Transcribe the entries that follow exactly as they appear, minus pictures.
==== Stored rows
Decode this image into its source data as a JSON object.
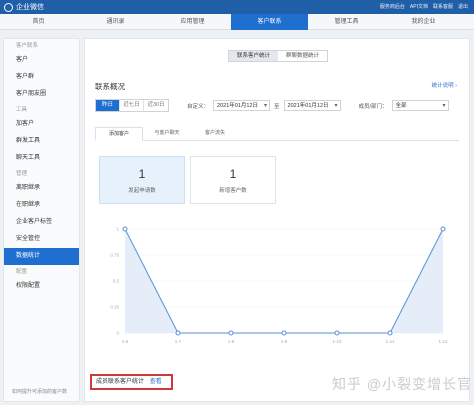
{
  "topbar": {
    "brand": "企业微信",
    "links": [
      "服务商后台",
      "API文档",
      "联系客服",
      "退出"
    ]
  },
  "nav": [
    "首页",
    "通讯录",
    "应用管理",
    "客户联系",
    "管理工具",
    "我的企业"
  ],
  "nav_active_index": 3,
  "sidebar": {
    "groups": [
      {
        "title": "客户联系",
        "items": [
          "客户",
          "客户群",
          "客户朋友圈"
        ]
      },
      {
        "title": "工具",
        "items": [
          "加客户",
          "群发工具",
          "聊天工具"
        ]
      },
      {
        "title": "管理",
        "items": [
          "离职继承",
          "在职继承",
          "企业客户标签",
          "安全管控",
          "数据统计"
        ]
      },
      {
        "title": "配置",
        "items": [
          "权限配置"
        ]
      }
    ],
    "active_item": "数据统计",
    "footer": "如何提升可添加的客户数"
  },
  "segment": {
    "tabs": [
      "联系客户统计",
      "群聊数据统计"
    ],
    "active": 0
  },
  "section_title": "联系概况",
  "help_link": "统计说明",
  "filters": {
    "ranges": [
      "昨日",
      "近七日",
      "近30日"
    ],
    "range_active": 0,
    "custom_label": "自定义：",
    "start_date": "2021年01月12日",
    "to": "至",
    "end_date": "2021年01月12日",
    "member_label": "成员/部门：",
    "member_value": "全部"
  },
  "subtabs": {
    "items": [
      "添加客户",
      "与客户聊天",
      "客户流失"
    ],
    "active": 0
  },
  "cards": [
    {
      "value": "1",
      "label": "发起申请数",
      "active": true
    },
    {
      "value": "1",
      "label": "新增客户数",
      "active": false
    }
  ],
  "chart_data": {
    "type": "area",
    "x": [
      "1-6",
      "1-7",
      "1-8",
      "1-9",
      "1-10",
      "1-11",
      "1-12"
    ],
    "values": [
      1,
      0,
      0,
      0,
      0,
      0,
      1
    ],
    "ylim": [
      0,
      1
    ],
    "yticks": [
      "1",
      "0.75",
      "0.5",
      "0.25",
      "0"
    ],
    "grid": true,
    "color": "#5b8fd6"
  },
  "bottom_link": {
    "text": "成员联系客户统计",
    "view": "查看"
  },
  "watermark": "知乎 @小裂变增长官"
}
========
- [The reply]
Decode this image into its source data as a JSON object.
{
  "topbar": {
    "brand": "企业微信",
    "links": [
      "服务商后台",
      "API文档",
      "联系客服",
      "退出"
    ]
  },
  "nav": [
    "首页",
    "通讯录",
    "应用管理",
    "客户联系",
    "管理工具",
    "我的企业"
  ],
  "nav_active_index": 3,
  "sidebar": {
    "groups": [
      {
        "title": "客户联系",
        "items": [
          "客户",
          "客户群",
          "客户朋友圈"
        ]
      },
      {
        "title": "工具",
        "items": [
          "加客户",
          "群发工具",
          "聊天工具"
        ]
      },
      {
        "title": "管理",
        "items": [
          "离职继承",
          "在职继承",
          "企业客户标签",
          "安全管控",
          "数据统计"
        ]
      },
      {
        "title": "配置",
        "items": [
          "权限配置"
        ]
      }
    ],
    "active_item": "数据统计",
    "footer": "如何提升可添加的客户数"
  },
  "segment": {
    "tabs": [
      "联系客户统计",
      "群聊数据统计"
    ],
    "active": 0
  },
  "section_title": "联系概况",
  "help_link": "统计说明",
  "filters": {
    "ranges": [
      "昨日",
      "近七日",
      "近30日"
    ],
    "range_active": 0,
    "custom_label": "自定义：",
    "start_date": "2021年01月12日",
    "to": "至",
    "end_date": "2021年01月12日",
    "member_label": "成员/部门：",
    "member_value": "全部"
  },
  "subtabs": {
    "items": [
      "添加客户",
      "与客户聊天",
      "客户流失"
    ],
    "active": 0
  },
  "cards": [
    {
      "value": "1",
      "label": "发起申请数",
      "active": true
    },
    {
      "value": "1",
      "label": "新增客户数",
      "active": false
    }
  ],
  "chart_data": {
    "type": "area",
    "x": [
      "1-6",
      "1-7",
      "1-8",
      "1-9",
      "1-10",
      "1-11",
      "1-12"
    ],
    "values": [
      1,
      0,
      0,
      0,
      0,
      0,
      1
    ],
    "ylim": [
      0,
      1
    ],
    "yticks": [
      "1",
      "0.75",
      "0.5",
      "0.25",
      "0"
    ],
    "grid": true,
    "color": "#5b8fd6"
  },
  "bottom_link": {
    "text": "成员联系客户统计",
    "view": "查看"
  },
  "watermark": "知乎 @小裂变增长官"
}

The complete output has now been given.